JOB -> From the listing below, extract every line in which the word "structured" appears.
-- begin --
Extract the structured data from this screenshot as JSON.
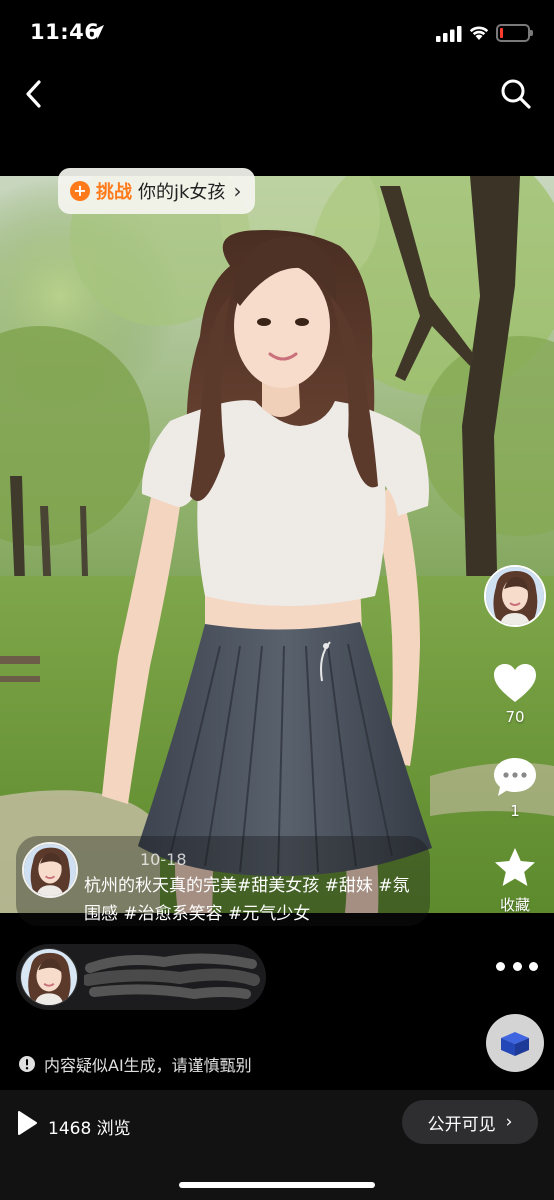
{
  "status_bar": {
    "time": "11:46",
    "battery_color": "#ff3b30"
  },
  "nav": {
    "back_icon": "chevron-left-icon",
    "search_icon": "search-icon"
  },
  "challenge": {
    "tag": "挑战",
    "topic": "你的jk女孩",
    "chevron": "›",
    "accent": "#ff7a1a"
  },
  "actions": {
    "likes": "70",
    "comments": "1",
    "favorite_label": "收藏"
  },
  "post": {
    "date": "10-18",
    "caption_prefix": "杭州的秋天真的完美",
    "tags": "#甜美女孩 #甜妹 #氛围感 #治愈系笑容 #元气少女"
  },
  "notice": {
    "text": "内容疑似AI生成，请谨慎甄别"
  },
  "bottom": {
    "views": "1468 浏览",
    "visibility_label": "公开可见",
    "visibility_chevron": "›"
  }
}
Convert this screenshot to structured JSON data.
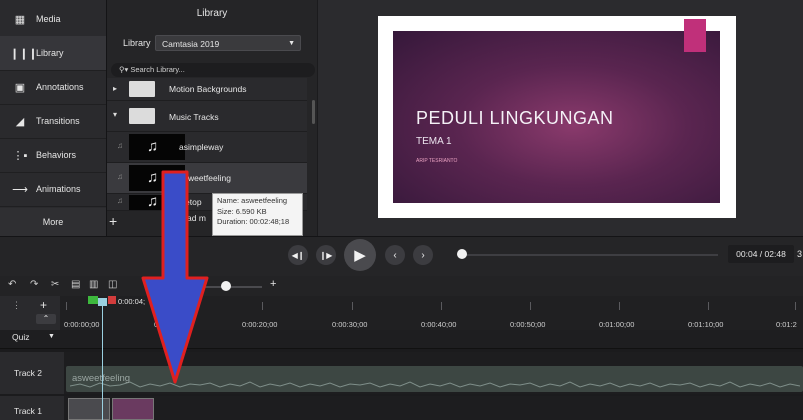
-- end --
WRITTEN RESPONSE ->
Extract the structured data from this screenshot as JSON.
Convert this screenshot to structured JSON data.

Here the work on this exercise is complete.